-- Start of Task inputs --

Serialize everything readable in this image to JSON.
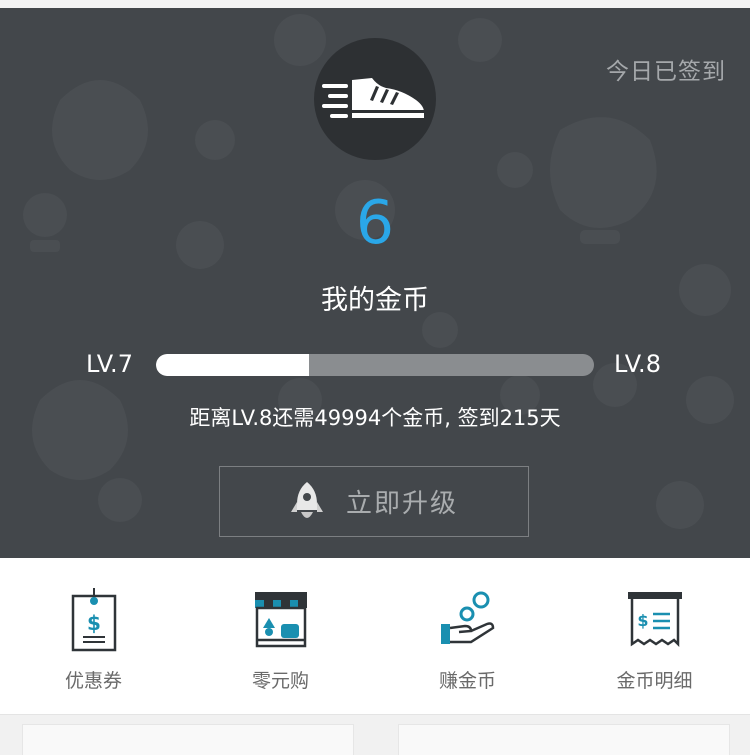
{
  "header": {
    "signed_status": "今日已签到",
    "shoe_icon": "sneaker-icon",
    "coin_count": "6",
    "coin_title": "我的金币",
    "level_current": "LV.7",
    "level_next": "LV.8",
    "level_progress": 0.35,
    "progress_note": "距离LV.8还需49994个金币, 签到215天",
    "upgrade_icon": "rocket-icon",
    "upgrade_label": "立即升级"
  },
  "menu": {
    "items": [
      {
        "label": "优惠券",
        "icon": "coupon-icon"
      },
      {
        "label": "零元购",
        "icon": "storefront-icon"
      },
      {
        "label": "赚金币",
        "icon": "hand-coins-icon"
      },
      {
        "label": "金币明细",
        "icon": "receipt-icon"
      }
    ]
  },
  "colors": {
    "hero_bg": "#43474b",
    "accent_blue": "#2aa7e8",
    "icon_teal": "#1a8fb0",
    "icon_dark": "#2f3438"
  }
}
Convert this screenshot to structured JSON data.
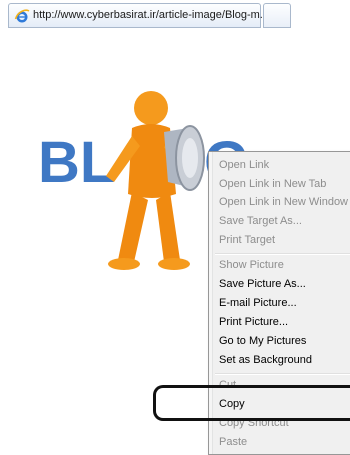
{
  "browser": {
    "tab_title": "http://www.cyberbasirat.ir/article-image/Blog-m...",
    "favicon": "ie-icon",
    "new_tab_icon": "new-tab-icon"
  },
  "image": {
    "text": "BLOG",
    "colors": {
      "letters": "#3f78c4",
      "figure": "#f59a1d",
      "megaphone": "#c9ced6"
    }
  },
  "context_menu": {
    "open_link": "Open Link",
    "open_link_new_tab": "Open Link in New Tab",
    "open_link_new_window": "Open Link in New Window",
    "save_target_as": "Save Target As...",
    "print_target": "Print Target",
    "show_picture": "Show Picture",
    "save_picture_as": "Save Picture As...",
    "email_picture": "E-mail Picture...",
    "print_picture": "Print Picture...",
    "go_to_my_pictures": "Go to My Pictures",
    "set_as_background": "Set as Background",
    "cut": "Cut",
    "copy": "Copy",
    "copy_shortcut": "Copy Shortcut",
    "paste": "Paste"
  }
}
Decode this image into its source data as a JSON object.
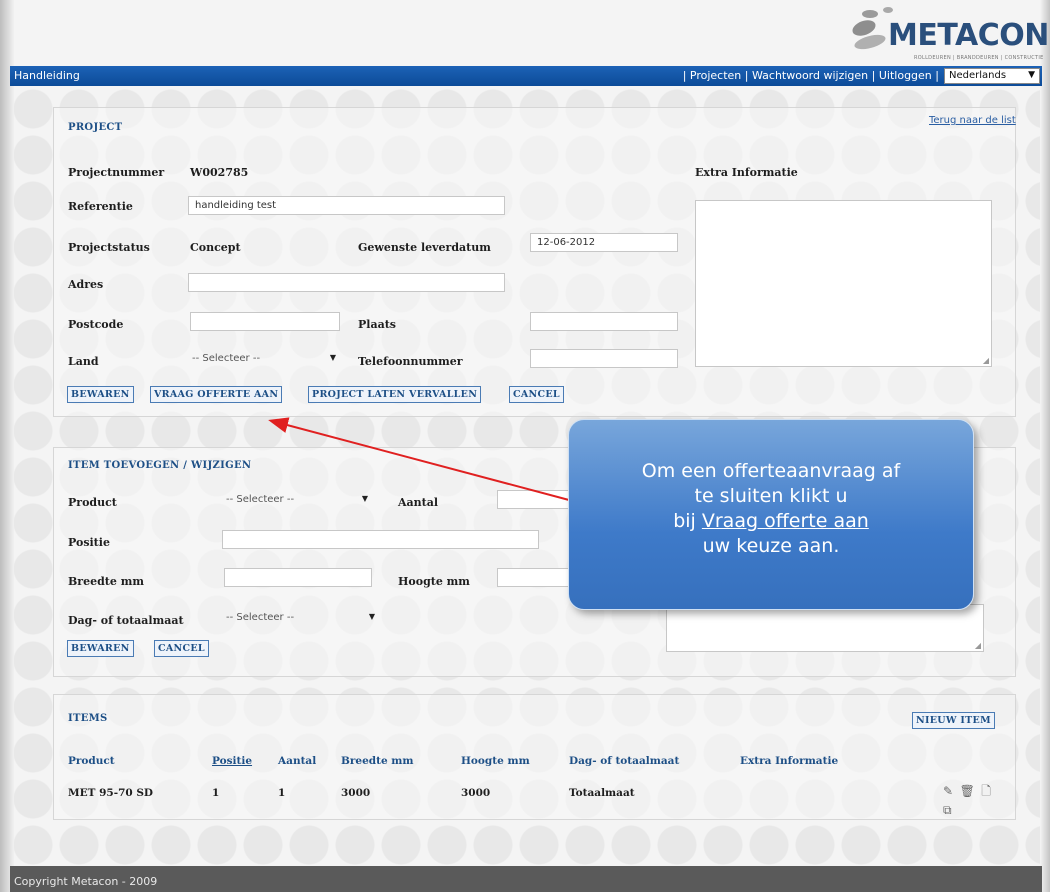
{
  "header": {
    "logo_text": "METACON",
    "logo_sub": "ROLLDEUREN | BRANDDEUREN | CONSTRUCTIE"
  },
  "nav": {
    "left_label": "Handleiding",
    "items": [
      "Projecten",
      "Wachtwoord wijzigen",
      "Uitloggen"
    ],
    "separator": "|",
    "language": "Nederlands"
  },
  "project": {
    "section_title": "PROJECT",
    "back_link": "Terug naar de list",
    "projectnummer_label": "Projectnummer",
    "projectnummer_value": "W002785",
    "referentie_label": "Referentie",
    "referentie_value": "handleiding test",
    "projectstatus_label": "Projectstatus",
    "projectstatus_value": "Concept",
    "leverdatum_label": "Gewenste leverdatum",
    "leverdatum_value": "12-06-2012",
    "adres_label": "Adres",
    "postcode_label": "Postcode",
    "plaats_label": "Plaats",
    "land_label": "Land",
    "land_value": "-- Selecteer --",
    "telefoon_label": "Telefoonnummer",
    "extra_label": "Extra Informatie",
    "buttons": {
      "save": "BEWAREN",
      "offerte": "VRAAG OFFERTE AAN",
      "vervallen": "PROJECT LATEN VERVALLEN",
      "cancel": "CANCEL"
    }
  },
  "item_form": {
    "section_title": "ITEM TOEVOEGEN / WIJZIGEN",
    "product_label": "Product",
    "product_value": "-- Selecteer --",
    "aantal_label": "Aantal",
    "positie_label": "Positie",
    "breedte_label": "Breedte mm",
    "hoogte_label": "Hoogte mm",
    "maat_label": "Dag- of totaalmaat",
    "maat_value": "-- Selecteer --",
    "buttons": {
      "save": "BEWAREN",
      "cancel": "CANCEL"
    }
  },
  "items": {
    "section_title": "ITEMS",
    "new_button": "NIEUW ITEM",
    "columns": [
      "Product",
      "Positie",
      "Aantal",
      "Breedte mm",
      "Hoogte mm",
      "Dag- of totaalmaat",
      "Extra Informatie"
    ],
    "rows": [
      {
        "product": "MET 95-70 SD",
        "positie": "1",
        "aantal": "1",
        "breedte": "3000",
        "hoogte": "3000",
        "maat": "Totaalmaat",
        "extra": ""
      }
    ],
    "row_icons": [
      "edit-icon",
      "delete-icon",
      "document-icon",
      "copy-icon"
    ]
  },
  "callout": {
    "line1": "Om een offerteaanvraag af",
    "line2": "te sluiten klikt u",
    "line3_prefix": "bij",
    "line3_link": "Vraag offerte aan",
    "line4": "uw keuze aan.",
    "arrow_color": "#e02020"
  },
  "footer": {
    "text": "Copyright Metacon - 2009"
  },
  "colors": {
    "nav_blue": "#0c4b98",
    "section_blue": "#1d4f86",
    "callout_blue": "#3e7ac9"
  }
}
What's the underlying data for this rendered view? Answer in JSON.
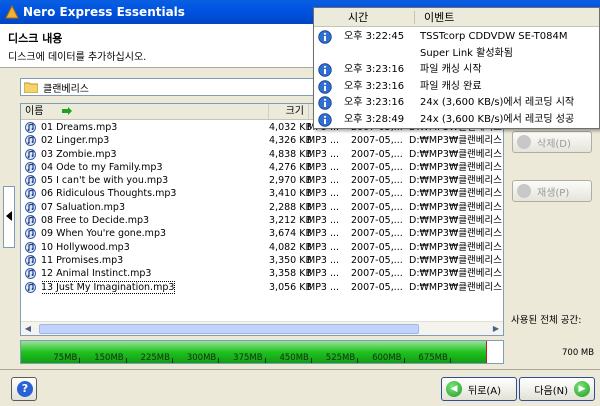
{
  "window": {
    "title": "Nero Express Essentials"
  },
  "header": {
    "title": "디스크 내용",
    "subtitle": "디스크에 데이터를 추가하십시오."
  },
  "folder": {
    "name": "클랜베리스"
  },
  "file_list": {
    "columns": [
      "이름",
      "크기",
      "종"
    ],
    "rows": [
      {
        "name": "01 Dreams.mp3",
        "size": "4,032 KB",
        "type": "MP3 ...",
        "date": "2007-05,...",
        "path": "D:₩MP3₩클랜베리스..."
      },
      {
        "name": "02 Linger.mp3",
        "size": "4,326 KB",
        "type": "MP3 ...",
        "date": "2007-05,...",
        "path": "D:₩MP3₩클랜베리스..."
      },
      {
        "name": "03 Zombie.mp3",
        "size": "4,838 KB",
        "type": "MP3 ...",
        "date": "2007-05,...",
        "path": "D:₩MP3₩클랜베리스..."
      },
      {
        "name": "04 Ode to my Family.mp3",
        "size": "4,276 KB",
        "type": "MP3 ...",
        "date": "2007-05,...",
        "path": "D:₩MP3₩클랜베리스..."
      },
      {
        "name": "05 I can't be with you.mp3",
        "size": "2,970 KB",
        "type": "MP3 ...",
        "date": "2007-05,...",
        "path": "D:₩MP3₩클랜베리스..."
      },
      {
        "name": "06 Ridiculous Thoughts.mp3",
        "size": "3,410 KB",
        "type": "MP3 ...",
        "date": "2007-05,...",
        "path": "D:₩MP3₩클랜베리스..."
      },
      {
        "name": "07 Saluation.mp3",
        "size": "2,288 KB",
        "type": "MP3 ...",
        "date": "2007-05,...",
        "path": "D:₩MP3₩클랜베리스..."
      },
      {
        "name": "08 Free to Decide.mp3",
        "size": "3,212 KB",
        "type": "MP3 ...",
        "date": "2007-05,...",
        "path": "D:₩MP3₩클랜베리스..."
      },
      {
        "name": "09 When You're gone.mp3",
        "size": "3,674 KB",
        "type": "MP3 ...",
        "date": "2007-05,...",
        "path": "D:₩MP3₩클랜베리스..."
      },
      {
        "name": "10 Hollywood.mp3",
        "size": "4,082 KB",
        "type": "MP3 ...",
        "date": "2007-05,...",
        "path": "D:₩MP3₩클랜베리스..."
      },
      {
        "name": "11 Promises.mp3",
        "size": "3,350 KB",
        "type": "MP3 ...",
        "date": "2007-05,...",
        "path": "D:₩MP3₩클랜베리스..."
      },
      {
        "name": "12 Animal Instinct.mp3",
        "size": "3,358 KB",
        "type": "MP3 ...",
        "date": "2007-05,...",
        "path": "D:₩MP3₩클랜베리스..."
      },
      {
        "name": "13 Just My Imagination.mp3",
        "size": "3,056 KB",
        "type": "MP3 ...",
        "date": "2007-05,...",
        "path": "D:₩MP3₩클랜베리스..."
      }
    ]
  },
  "buttons": {
    "delete": "삭제(D)",
    "play": "재생(P)",
    "back": "뒤로(A)",
    "next": "다음(N)",
    "help": "?"
  },
  "capacity": {
    "total_label": "사용된 전체 공간:",
    "max_label": "700 MB",
    "used_fraction": 0.965,
    "ticks": [
      "75MB",
      "150MB",
      "225MB",
      "300MB",
      "375MB",
      "450MB",
      "525MB",
      "600MB",
      "675MB"
    ],
    "fill_color": "#1fc21f"
  },
  "event_log": {
    "columns": [
      "시간",
      "이벤트"
    ],
    "rows": [
      {
        "time": "오후 3:22:45",
        "event": "TSSTcorp CDDVDW SE-T084M",
        "icon": true
      },
      {
        "time": "",
        "event": "Super Link 활성화됨",
        "icon": false
      },
      {
        "time": "오후 3:23:16",
        "event": "파일 캐싱 시작",
        "icon": true
      },
      {
        "time": "오후 3:23:16",
        "event": "파일 캐싱 완료",
        "icon": true
      },
      {
        "time": "오후 3:23:16",
        "event": "24x (3,600 KB/s)에서 레코딩 시작",
        "icon": true
      },
      {
        "time": "오후 3:28:49",
        "event": "24x (3,600 KB/s)에서 레코딩 성공",
        "icon": true
      }
    ]
  },
  "colors": {
    "titlebar": "#0054e3",
    "accent_green": "#1c9a1c"
  }
}
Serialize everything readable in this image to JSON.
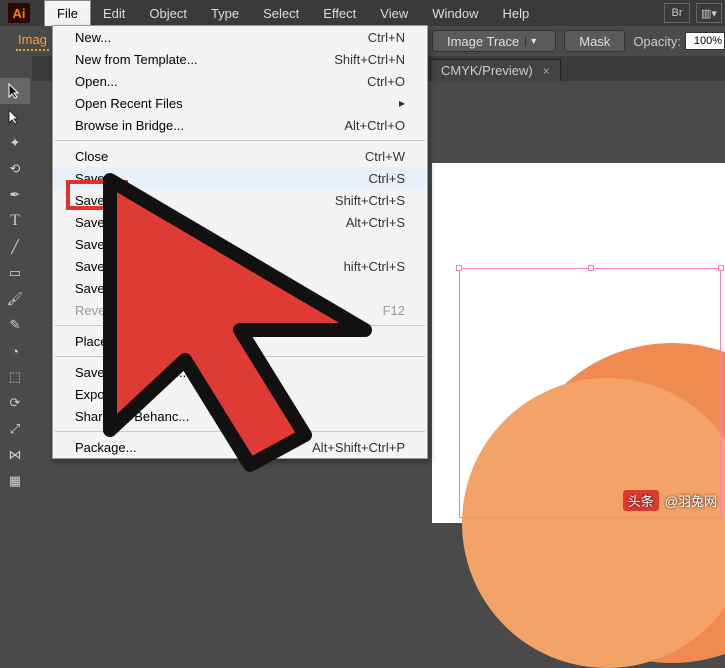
{
  "logo": "Ai",
  "menubar": [
    "File",
    "Edit",
    "Object",
    "Type",
    "Select",
    "Effect",
    "View",
    "Window",
    "Help"
  ],
  "ctrl": {
    "imageLabel": "Imag",
    "traceBtn": "Image Trace",
    "maskBtn": "Mask",
    "opacityLabel": "Opacity:",
    "opacityValue": "100%"
  },
  "doctab": {
    "title": "CMYK/Preview)",
    "close": "×"
  },
  "fileMenu": [
    {
      "label": "New...",
      "shortcut": "Ctrl+N"
    },
    {
      "label": "New from Template...",
      "shortcut": "Shift+Ctrl+N"
    },
    {
      "label": "Open...",
      "shortcut": "Ctrl+O"
    },
    {
      "label": "Open Recent Files",
      "shortcut": "",
      "submenu": true
    },
    {
      "label": "Browse in Bridge...",
      "shortcut": "Alt+Ctrl+O"
    },
    {
      "sep": true
    },
    {
      "label": "Close",
      "shortcut": "Ctrl+W"
    },
    {
      "label": "Save",
      "shortcut": "Ctrl+S",
      "highlight": true
    },
    {
      "label": "Save",
      "shortcut": "Shift+Ctrl+S"
    },
    {
      "label": "Save a",
      "shortcut": "Alt+Ctrl+S"
    },
    {
      "label": "Save as",
      "shortcut": ""
    },
    {
      "label": "Save for",
      "shortcut": "hift+Ctrl+S"
    },
    {
      "label": "Save Sele",
      "shortcut": ""
    },
    {
      "label": "Revert",
      "shortcut": "F12",
      "disabled": true
    },
    {
      "sep": true
    },
    {
      "label": "Place...",
      "shortcut": ""
    },
    {
      "sep": true
    },
    {
      "label": "Save for Micro           ice...",
      "shortcut": ""
    },
    {
      "label": "Export...",
      "shortcut": ""
    },
    {
      "label": "Share On Behanc...",
      "shortcut": ""
    },
    {
      "sep": true
    },
    {
      "label": "Package...",
      "shortcut": "Alt+Shift+Ctrl+P"
    }
  ],
  "watermark": {
    "badge": "头条",
    "text": "@羽兔网"
  }
}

-- End of Task inputs --

**Problem statement**
Say how many lines contain "Target", and give nothing but that number.

**Expected output**
2